— START —

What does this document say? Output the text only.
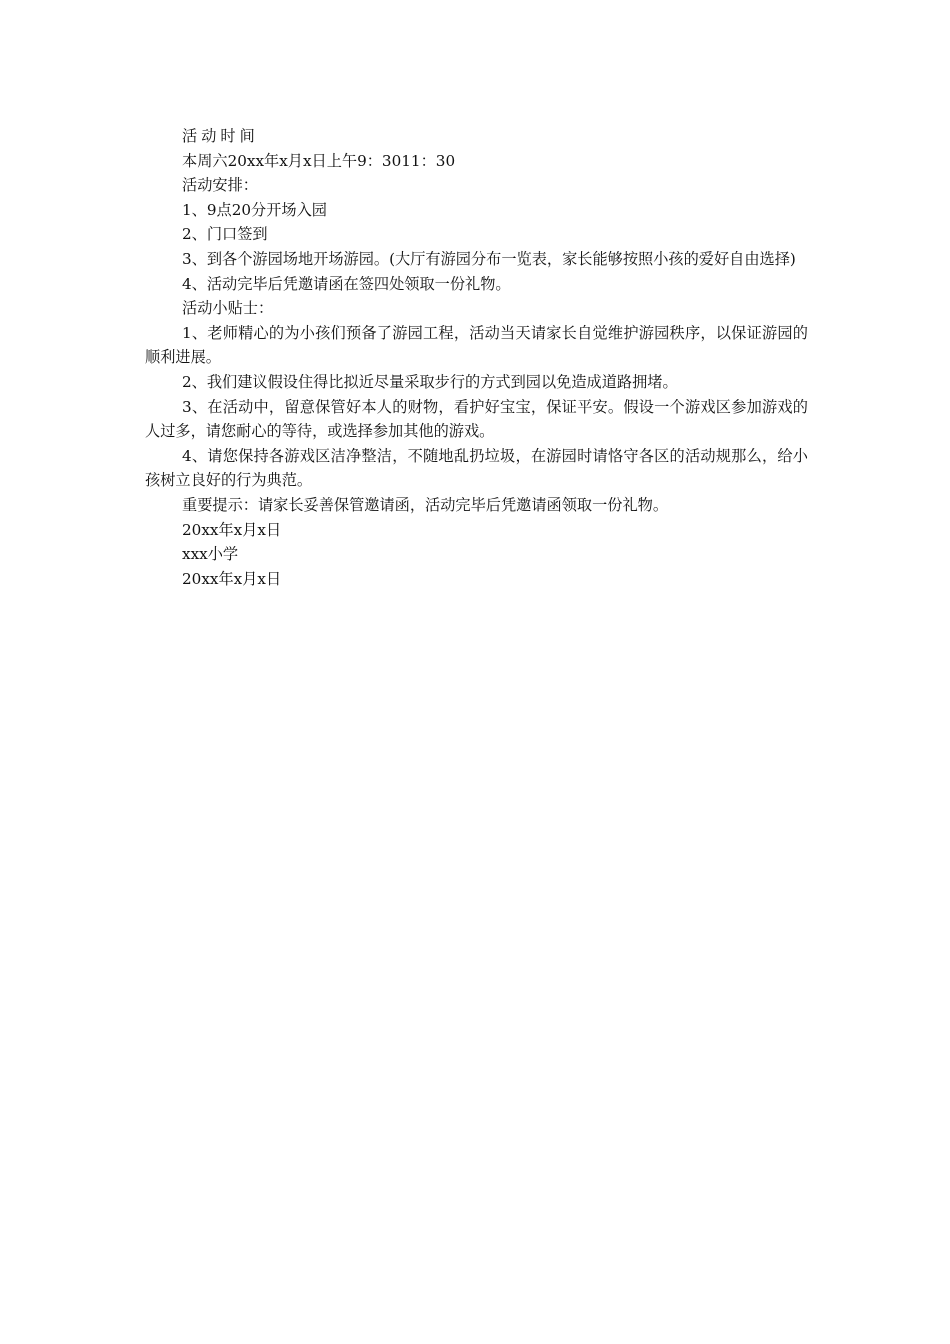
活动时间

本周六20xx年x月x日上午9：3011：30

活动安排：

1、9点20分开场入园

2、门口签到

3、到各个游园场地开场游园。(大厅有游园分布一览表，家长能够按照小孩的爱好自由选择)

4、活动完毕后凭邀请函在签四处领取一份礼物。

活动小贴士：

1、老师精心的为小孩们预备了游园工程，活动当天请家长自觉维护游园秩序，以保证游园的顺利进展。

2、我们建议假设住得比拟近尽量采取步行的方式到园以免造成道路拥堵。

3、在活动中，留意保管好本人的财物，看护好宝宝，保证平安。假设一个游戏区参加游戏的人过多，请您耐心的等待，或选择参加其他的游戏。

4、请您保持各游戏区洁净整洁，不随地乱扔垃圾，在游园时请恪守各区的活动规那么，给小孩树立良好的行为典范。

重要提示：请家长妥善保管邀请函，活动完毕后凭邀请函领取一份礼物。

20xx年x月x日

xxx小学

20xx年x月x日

— END —

TASK PROMPT: Without including the pictures, reproduce all entries exactly.

WRITTEN RESPONSE:
What does this document say? Output the text only.
活动时间

本周六20xx年x月x日上午9：3011：30

活动安排：

1、9点20分开场入园

2、门口签到

3、到各个游园场地开场游园。(大厅有游园分布一览表，家长能够按照小孩的爱好自由选择)

4、活动完毕后凭邀请函在签四处领取一份礼物。

活动小贴士：

1、老师精心的为小孩们预备了游园工程，活动当天请家长自觉维护游园秩序，以保证游园的顺利进展。

2、我们建议假设住得比拟近尽量采取步行的方式到园以免造成道路拥堵。

3、在活动中，留意保管好本人的财物，看护好宝宝，保证平安。假设一个游戏区参加游戏的人过多，请您耐心的等待，或选择参加其他的游戏。

4、请您保持各游戏区洁净整洁，不随地乱扔垃圾，在游园时请恪守各区的活动规那么，给小孩树立良好的行为典范。

重要提示：请家长妥善保管邀请函，活动完毕后凭邀请函领取一份礼物。

20xx年x月x日

xxx小学

20xx年x月x日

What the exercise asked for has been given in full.